• **Records from a dataset**:
— BEGIN —

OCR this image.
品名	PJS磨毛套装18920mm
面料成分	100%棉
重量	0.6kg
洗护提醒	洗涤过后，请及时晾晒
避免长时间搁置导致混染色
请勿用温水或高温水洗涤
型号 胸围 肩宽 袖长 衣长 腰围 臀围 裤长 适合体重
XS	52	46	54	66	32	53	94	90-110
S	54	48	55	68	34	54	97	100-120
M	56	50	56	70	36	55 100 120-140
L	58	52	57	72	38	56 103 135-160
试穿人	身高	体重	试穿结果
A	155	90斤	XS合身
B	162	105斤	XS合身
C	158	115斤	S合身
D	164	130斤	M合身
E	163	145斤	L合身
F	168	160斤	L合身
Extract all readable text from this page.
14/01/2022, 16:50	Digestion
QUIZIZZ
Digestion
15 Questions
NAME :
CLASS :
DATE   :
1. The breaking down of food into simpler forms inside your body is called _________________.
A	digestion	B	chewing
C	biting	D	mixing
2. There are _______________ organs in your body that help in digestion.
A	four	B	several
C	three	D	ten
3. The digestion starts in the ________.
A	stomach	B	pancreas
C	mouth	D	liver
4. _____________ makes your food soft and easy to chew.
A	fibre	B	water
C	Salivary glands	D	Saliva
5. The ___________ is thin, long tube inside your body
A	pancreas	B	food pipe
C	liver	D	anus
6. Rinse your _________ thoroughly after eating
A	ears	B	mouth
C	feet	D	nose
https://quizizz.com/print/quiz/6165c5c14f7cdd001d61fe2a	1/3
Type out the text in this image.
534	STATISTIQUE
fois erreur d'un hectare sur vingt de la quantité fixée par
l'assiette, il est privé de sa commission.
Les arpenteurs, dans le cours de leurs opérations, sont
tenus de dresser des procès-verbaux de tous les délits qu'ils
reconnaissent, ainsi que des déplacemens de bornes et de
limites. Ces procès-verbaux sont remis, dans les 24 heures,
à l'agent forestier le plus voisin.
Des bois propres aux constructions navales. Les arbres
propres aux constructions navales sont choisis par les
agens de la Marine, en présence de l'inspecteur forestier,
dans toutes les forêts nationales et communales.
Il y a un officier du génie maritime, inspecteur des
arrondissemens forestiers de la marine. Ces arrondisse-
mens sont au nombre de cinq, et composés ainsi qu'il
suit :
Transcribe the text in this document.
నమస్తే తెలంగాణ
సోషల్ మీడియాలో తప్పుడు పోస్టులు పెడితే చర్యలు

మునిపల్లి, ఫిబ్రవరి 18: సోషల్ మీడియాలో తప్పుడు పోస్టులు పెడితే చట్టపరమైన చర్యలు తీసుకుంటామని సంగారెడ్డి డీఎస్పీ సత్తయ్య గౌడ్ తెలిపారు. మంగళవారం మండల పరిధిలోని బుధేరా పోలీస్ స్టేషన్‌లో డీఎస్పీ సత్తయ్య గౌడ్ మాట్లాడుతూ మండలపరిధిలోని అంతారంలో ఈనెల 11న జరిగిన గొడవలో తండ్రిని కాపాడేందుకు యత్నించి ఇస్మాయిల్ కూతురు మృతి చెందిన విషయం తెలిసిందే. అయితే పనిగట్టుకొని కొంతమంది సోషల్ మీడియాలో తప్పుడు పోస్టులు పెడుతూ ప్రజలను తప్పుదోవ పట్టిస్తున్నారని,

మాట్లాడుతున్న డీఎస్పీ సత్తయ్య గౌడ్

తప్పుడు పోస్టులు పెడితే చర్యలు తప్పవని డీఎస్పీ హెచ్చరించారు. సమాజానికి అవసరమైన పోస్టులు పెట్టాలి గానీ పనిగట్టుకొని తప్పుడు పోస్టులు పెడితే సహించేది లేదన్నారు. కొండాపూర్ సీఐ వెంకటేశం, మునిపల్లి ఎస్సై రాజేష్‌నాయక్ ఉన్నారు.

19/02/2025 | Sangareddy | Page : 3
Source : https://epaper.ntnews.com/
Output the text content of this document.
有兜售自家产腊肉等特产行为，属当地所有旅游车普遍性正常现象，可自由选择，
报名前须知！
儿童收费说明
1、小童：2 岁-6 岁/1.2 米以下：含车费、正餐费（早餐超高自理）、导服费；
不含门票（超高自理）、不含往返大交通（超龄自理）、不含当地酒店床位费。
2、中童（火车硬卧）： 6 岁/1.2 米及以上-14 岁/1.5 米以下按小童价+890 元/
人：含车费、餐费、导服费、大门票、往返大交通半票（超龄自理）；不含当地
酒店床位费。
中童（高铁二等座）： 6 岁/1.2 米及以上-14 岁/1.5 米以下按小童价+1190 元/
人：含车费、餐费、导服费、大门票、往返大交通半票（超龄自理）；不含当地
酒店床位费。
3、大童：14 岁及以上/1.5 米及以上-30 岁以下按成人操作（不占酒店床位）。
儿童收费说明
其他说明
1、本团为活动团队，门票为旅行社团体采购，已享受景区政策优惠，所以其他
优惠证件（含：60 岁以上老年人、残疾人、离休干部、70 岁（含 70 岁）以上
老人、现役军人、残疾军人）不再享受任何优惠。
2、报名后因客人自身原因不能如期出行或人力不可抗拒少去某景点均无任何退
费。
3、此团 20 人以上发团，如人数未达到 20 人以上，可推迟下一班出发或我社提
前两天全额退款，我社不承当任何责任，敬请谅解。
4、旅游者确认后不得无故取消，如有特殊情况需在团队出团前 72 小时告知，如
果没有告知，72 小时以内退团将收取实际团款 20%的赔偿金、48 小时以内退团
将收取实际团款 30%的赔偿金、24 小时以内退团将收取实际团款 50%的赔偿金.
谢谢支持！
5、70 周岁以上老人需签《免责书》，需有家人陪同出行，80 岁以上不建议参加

— END —

• **To do**: Your task is to quote all of the data word for word.

• **Answer to the exercise**:
OCR this image.
品名	PJS磨毛套装18920mm
面料成分	100%棉
重量	0.6kg
洗护提醒	洗涤过后，请及时晾晒
避免长时间搁置导致混染色
请勿用温水或高温水洗涤
型号 胸围 肩宽 袖长 衣长 腰围 臀围 裤长 适合体重
XS	52	46	54	66	32	53	94	90-110
S	54	48	55	68	34	54	97	100-120
M	56	50	56	70	36	55 100 120-140
L	58	52	57	72	38	56 103 135-160
试穿人	身高	体重	试穿结果
A	155	90斤	XS合身
B	162	105斤	XS合身
C	158	115斤	S合身
D	164	130斤	M合身
E	163	145斤	L合身
F	168	160斤	L合身
Extract all readable text from this page.
14/01/2022, 16:50	Digestion
QUIZIZZ
Digestion
15 Questions
NAME :
CLASS :
DATE   :
1. The breaking down of food into simpler forms inside your body is called _________________.
A	digestion	B	chewing
C	biting	D	mixing
2. There are _______________ organs in your body that help in digestion.
A	four	B	several
C	three	D	ten
3. The digestion starts in the ________.
A	stomach	B	pancreas
C	mouth	D	liver
4. _____________ makes your food soft and easy to chew.
A	fibre	B	water
C	Salivary glands	D	Saliva
5. The ___________ is thin, long tube inside your body
A	pancreas	B	food pipe
C	liver	D	anus
6. Rinse your _________ thoroughly after eating
A	ears	B	mouth
C	feet	D	nose
https://quizizz.com/print/quiz/6165c5c14f7cdd001d61fe2a	1/3
Type out the text in this image.
534	STATISTIQUE
fois erreur d'un hectare sur vingt de la quantité fixée par
l'assiette, il est privé de sa commission.
Les arpenteurs, dans le cours de leurs opérations, sont
tenus de dresser des procès-verbaux de tous les délits qu'ils
reconnaissent, ainsi que des déplacemens de bornes et de
limites. Ces procès-verbaux sont remis, dans les 24 heures,
à l'agent forestier le plus voisin.
Des bois propres aux constructions navales. Les arbres
propres aux constructions navales sont choisis par les
agens de la Marine, en présence de l'inspecteur forestier,
dans toutes les forêts nationales et communales.
Il y a un officier du génie maritime, inspecteur des
arrondissemens forestiers de la marine. Ces arrondisse-
mens sont au nombre de cinq, et composés ainsi qu'il
suit :
Transcribe the text in this document.
నమస్తే తెలంగాణ
సోషల్ మీడియాలో తప్పుడు పోస్టులు పెడితే చర్యలు

మునిపల్లి, ఫిబ్రవరి 18: సోషల్ మీడియాలో తప్పుడు పోస్టులు పెడితే చట్టపరమైన చర్యలు తీసుకుంటామని సంగారెడ్డి డీఎస్పీ సత్తయ్య గౌడ్ తెలిపారు. మంగళవారం మండల పరిధిలోని బుధేరా పోలీస్ స్టేషన్‌లో డీఎస్పీ సత్తయ్య గౌడ్ మాట్లాడుతూ మండలపరిధిలోని అంతారంలో ఈనెల 11న జరిగిన గొడవలో తండ్రిని కాపాడేందుకు యత్నించి ఇస్మాయిల్ కూతురు మృతి చెందిన విషయం తెలిసిందే. అయితే పనిగట్టుకొని కొంతమంది సోషల్ మీడియాలో తప్పుడు పోస్టులు పెడుతూ ప్రజలను తప్పుదోవ పట్టిస్తున్నారని,

మాట్లాడుతున్న డీఎస్పీ సత్తయ్య గౌడ్

తప్పుడు పోస్టులు పెడితే చర్యలు తప్పవని డీఎస్పీ హెచ్చరించారు. సమాజానికి అవసరమైన పోస్టులు పెట్టాలి గానీ పనిగట్టుకొని తప్పుడు పోస్టులు పెడితే సహించేది లేదన్నారు. కొండాపూర్ సీఐ వెంకటేశం, మునిపల్లి ఎస్సై రాజేష్‌నాయక్ ఉన్నారు.

19/02/2025 | Sangareddy | Page : 3
Source : https://epaper.ntnews.com/
Output the text content of this document.
有兜售自家产腊肉等特产行为，属当地所有旅游车普遍性正常现象，可自由选择，
报名前须知！
儿童收费说明
1、小童：2 岁-6 岁/1.2 米以下：含车费、正餐费（早餐超高自理）、导服费；
不含门票（超高自理）、不含往返大交通（超龄自理）、不含当地酒店床位费。
2、中童（火车硬卧）： 6 岁/1.2 米及以上-14 岁/1.5 米以下按小童价+890 元/
人：含车费、餐费、导服费、大门票、往返大交通半票（超龄自理）；不含当地
酒店床位费。
中童（高铁二等座）： 6 岁/1.2 米及以上-14 岁/1.5 米以下按小童价+1190 元/
人：含车费、餐费、导服费、大门票、往返大交通半票（超龄自理）；不含当地
酒店床位费。
3、大童：14 岁及以上/1.5 米及以上-30 岁以下按成人操作（不占酒店床位）。
儿童收费说明
其他说明
1、本团为活动团队，门票为旅行社团体采购，已享受景区政策优惠，所以其他
优惠证件（含：60 岁以上老年人、残疾人、离休干部、70 岁（含 70 岁）以上
老人、现役军人、残疾军人）不再享受任何优惠。
2、报名后因客人自身原因不能如期出行或人力不可抗拒少去某景点均无任何退
费。
3、此团 20 人以上发团，如人数未达到 20 人以上，可推迟下一班出发或我社提
前两天全额退款，我社不承当任何责任，敬请谅解。
4、旅游者确认后不得无故取消，如有特殊情况需在团队出团前 72 小时告知，如
果没有告知，72 小时以内退团将收取实际团款 20%的赔偿金、48 小时以内退团
将收取实际团款 30%的赔偿金、24 小时以内退团将收取实际团款 50%的赔偿金.
谢谢支持！
5、70 周岁以上老人需签《免责书》，需有家人陪同出行，80 岁以上不建议参加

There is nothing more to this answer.